> PROBLEM STATEMENT: Every record must be repeated exactly; omit any pictures they contain.

---

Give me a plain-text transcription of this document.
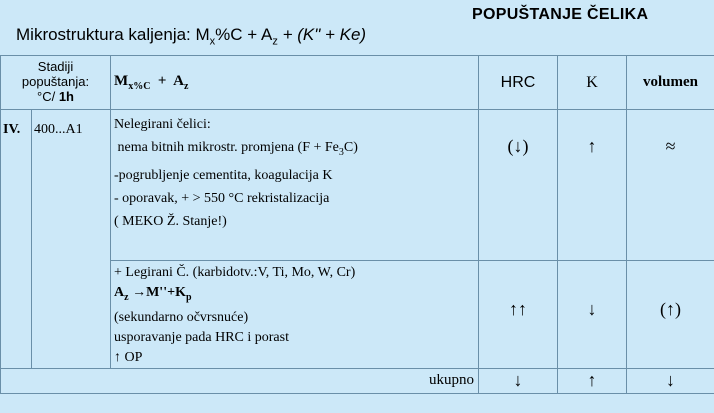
POPUŠTANJE ČELIKA
Mikrostruktura kaljenja: $M_x\%C + A_z + (K$" + Ke)
Stadiji
popuštanja:
°C/ 1h		$M_{x\%C} + A_z$	HRC	K	volumen
IV.	400...A1	Nelegirani čelici:
nema bitnih mikrostr. promjena $(F + Fe_3C)$
-pogrubljenje cementita, koagulacija K
- oporavak, + > 550 °C rekristalizacija
( MEKO Ž. Stanje!)	(↓)	↑	≈

		+ Legirani Č. (karbidotv.:V, Ti, Mo, W, Cr)
$A_z \to M''+K_p$
(sekundarno očvrsnuće)
usporavanje pada HRC i porast
↑ OP	↑↑	↓	(↑)
ukupno			↓	↑	↓
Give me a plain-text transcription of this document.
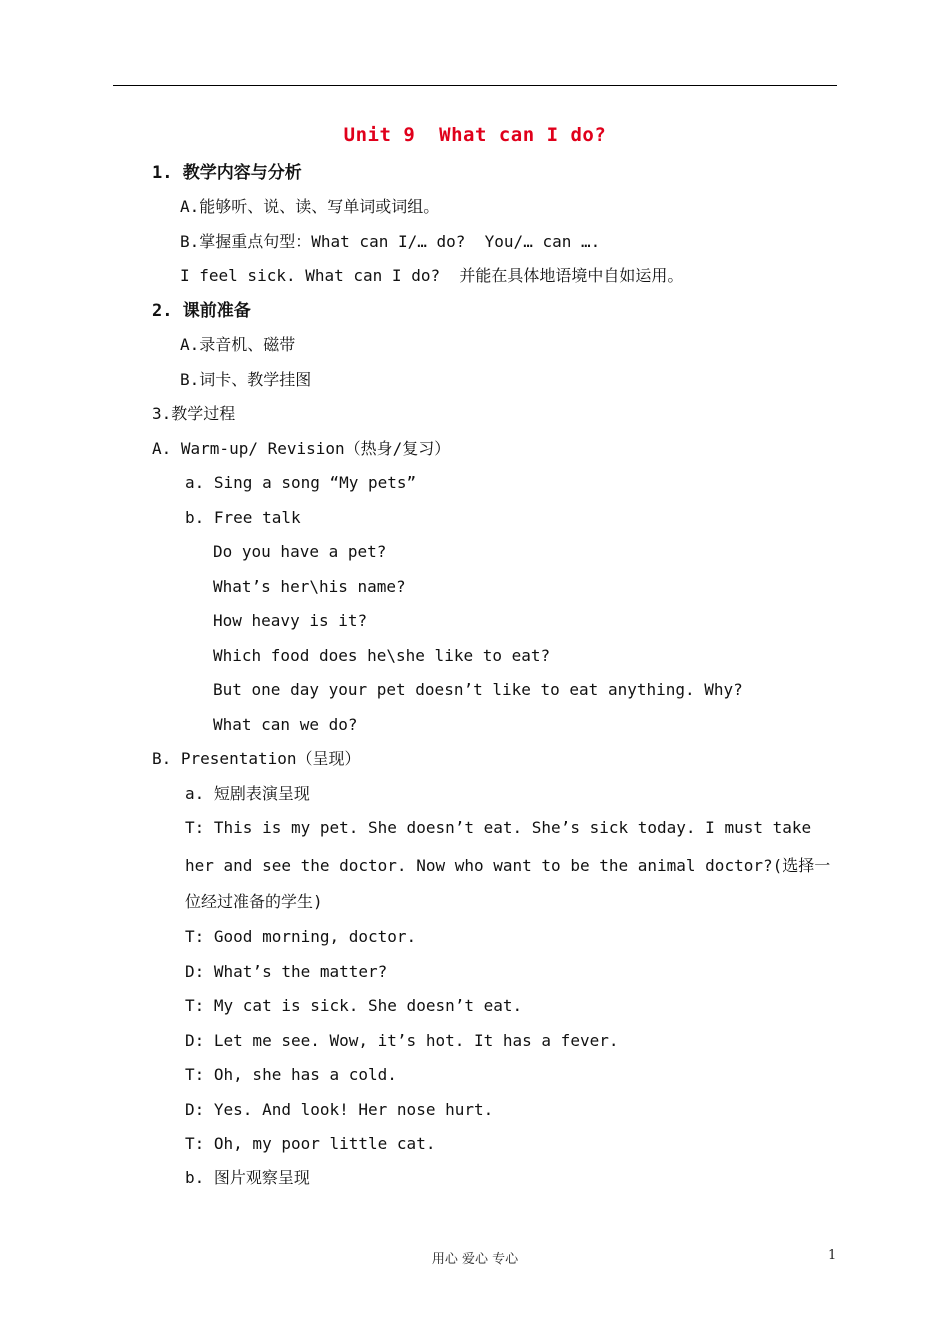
Unit 9  What can I do?
1. 教学内容与分析
A.能够听、说、读、写单词或词组。
B.掌握重点句型：What can I/… do?  You/… can ….
I feel sick. What can I do?  并能在具体地语境中自如运用。
2. 课前准备
A.录音机、磁带
B.词卡、教学挂图
3.教学过程
A. Warm-up/ Revision（热身/复习）
a. Sing a song “My pets”
b. Free talk
Do you have a pet?
What’s her\his name?
How heavy is it?
Which food does he\she like to eat?
But one day your pet doesn’t like to eat anything. Why?
What can we do?
B. Presentation（呈现）
a. 短剧表演呈现
T: This is my pet. She doesn’t eat. She’s sick today. I must take
her and see the doctor. Now who want to be the animal doctor?(选择一
位经过准备的学生)
T: Good morning, doctor.
D: What’s the matter?
T: My cat is sick. She doesn’t eat.
D: Let me see. Wow, it’s hot. It has a fever.
T: Oh, she has a cold.
D: Yes. And look! Her nose hurt.
T: Oh, my poor little cat.
b. 图片观察呈现
用心 爱心 专心	1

---

> CORRECT RESPONSE:
Give me a plain-text transcription of this document.
POPUŠTANJE ČELIKA
Mikrostruktura kaljenja: $M_x\%C + A_z + (K$" + Ke)
Stadiji
popuštanja:
°C/ 1h		$M_{x\%C} + A_z$	HRC	K	volumen
IV.	400...A1	Nelegirani čelici:
nema bitnih mikrostr. promjena $(F + Fe_3C)$
-pogrubljenje cementita, koagulacija K
- oporavak, + > 550 °C rekristalizacija
( MEKO Ž. Stanje!)	(↓)	↑	≈

		+ Legirani Č. (karbidotv.:V, Ti, Mo, W, Cr)
$A_z \to M''+K_p$
(sekundarno očvrsnuće)
usporavanje pada HRC i porast
↑ OP	↑↑	↓	(↑)
ukupno			↓	↑	↓
Give me a plain-text transcription of this document.
Unit 9  What can I do?
1. 教学内容与分析
A.能够听、说、读、写单词或词组。
B.掌握重点句型：What can I/… do?  You/… can ….
I feel sick. What can I do?  并能在具体地语境中自如运用。
2. 课前准备
A.录音机、磁带
B.词卡、教学挂图
3.教学过程
A. Warm-up/ Revision（热身/复习）
a. Sing a song “My pets”
b. Free talk
Do you have a pet?
What’s her\his name?
How heavy is it?
Which food does he\she like to eat?
But one day your pet doesn’t like to eat anything. Why?
What can we do?
B. Presentation（呈现）
a. 短剧表演呈现
T: This is my pet. She doesn’t eat. She’s sick today. I must take
her and see the doctor. Now who want to be the animal doctor?(选择一
位经过准备的学生)
T: Good morning, doctor.
D: What’s the matter?
T: My cat is sick. She doesn’t eat.
D: Let me see. Wow, it’s hot. It has a fever.
T: Oh, she has a cold.
D: Yes. And look! Her nose hurt.
T: Oh, my poor little cat.
b. 图片观察呈现
用心 爱心 专心	1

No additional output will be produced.